• Problem requirements:
Which lines of the records contain "value"? Collect every one of them.

• Dataset entries:
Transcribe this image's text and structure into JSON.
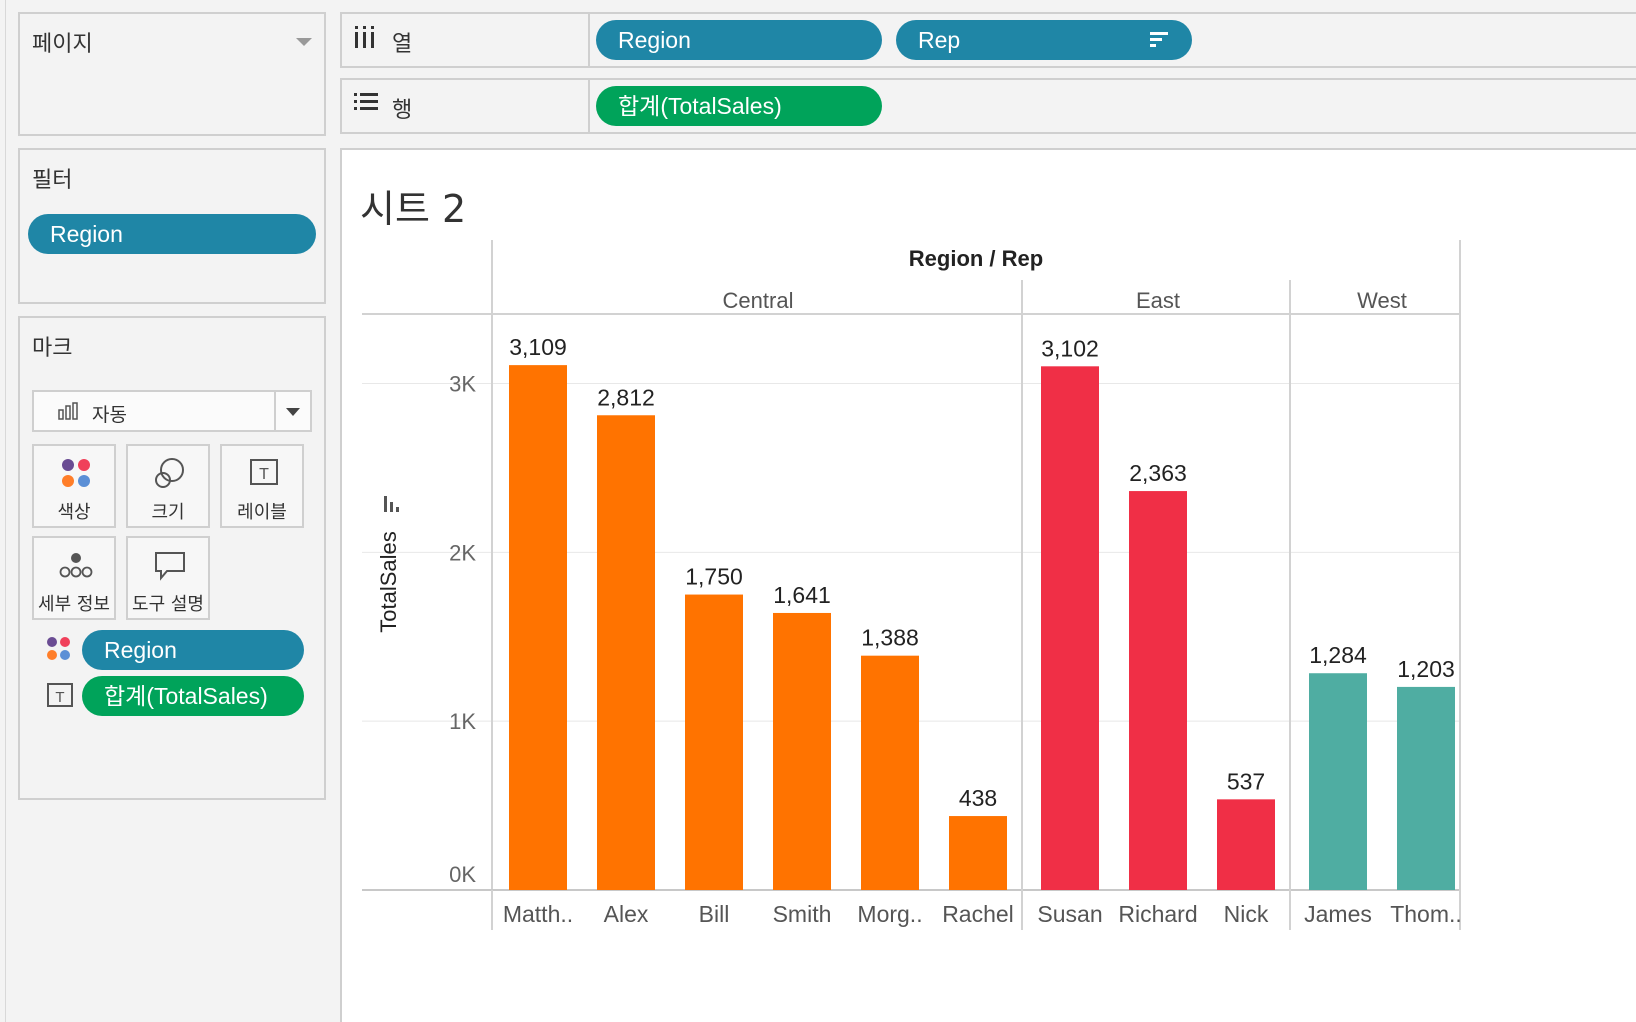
{
  "panels": {
    "pages": {
      "title": "페이지"
    },
    "filters": {
      "title": "필터",
      "pill": "Region"
    },
    "marks": {
      "title": "마크",
      "type_label": "자동",
      "cards": [
        "색상",
        "크기",
        "레이블",
        "세부 정보",
        "도구 설명"
      ],
      "color_pill": "Region",
      "label_pill": "합계(TotalSales)"
    }
  },
  "shelves": {
    "columns": {
      "label": "열",
      "pills": [
        "Region",
        "Rep"
      ]
    },
    "rows": {
      "label": "행",
      "pills": [
        "합계(TotalSales)"
      ]
    }
  },
  "sheet": {
    "title": "시트 2"
  },
  "colors": {
    "Central": "#ff7300",
    "East": "#f02f46",
    "West": "#4fada2",
    "pill_blue": "#1f86a6",
    "pill_green": "#00a35a"
  },
  "chart_data": {
    "type": "bar",
    "header": "Region / Rep",
    "ylabel": "TotalSales",
    "ylim": [
      0,
      3400
    ],
    "yticks": [
      {
        "v": 0,
        "label": "0K"
      },
      {
        "v": 1000,
        "label": "1K"
      },
      {
        "v": 2000,
        "label": "2K"
      },
      {
        "v": 3000,
        "label": "3K"
      }
    ],
    "groups": [
      {
        "name": "Central",
        "bars": [
          {
            "rep": "Matth..",
            "value": 3109,
            "label": "3,109"
          },
          {
            "rep": "Alex",
            "value": 2812,
            "label": "2,812"
          },
          {
            "rep": "Bill",
            "value": 1750,
            "label": "1,750"
          },
          {
            "rep": "Smith",
            "value": 1641,
            "label": "1,641"
          },
          {
            "rep": "Morg..",
            "value": 1388,
            "label": "1,388"
          },
          {
            "rep": "Rachel",
            "value": 438,
            "label": "438"
          }
        ]
      },
      {
        "name": "East",
        "bars": [
          {
            "rep": "Susan",
            "value": 3102,
            "label": "3,102"
          },
          {
            "rep": "Richard",
            "value": 2363,
            "label": "2,363"
          },
          {
            "rep": "Nick",
            "value": 537,
            "label": "537"
          }
        ]
      },
      {
        "name": "West",
        "bars": [
          {
            "rep": "James",
            "value": 1284,
            "label": "1,284"
          },
          {
            "rep": "Thom..",
            "value": 1203,
            "label": "1,203"
          }
        ]
      }
    ]
  }
}
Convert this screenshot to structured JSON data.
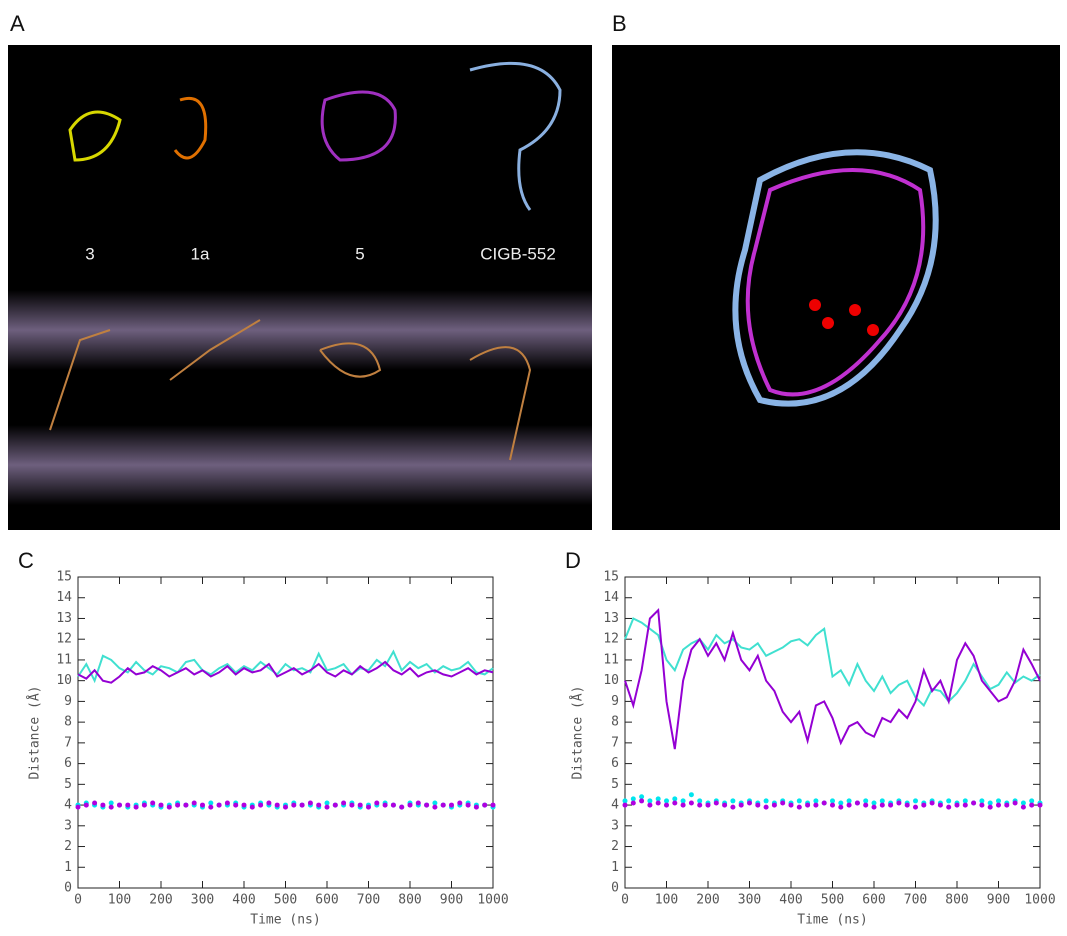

• Response to this task:
            "value": 3109,
            "value": 2812,
            "value": 1750,
            "value": 1641,
            "value": 1388,
            "value": 438,
            "value": 3102,
            "value": 2363,
            "value": 537,
            "value": 1284,
            "value": 1203,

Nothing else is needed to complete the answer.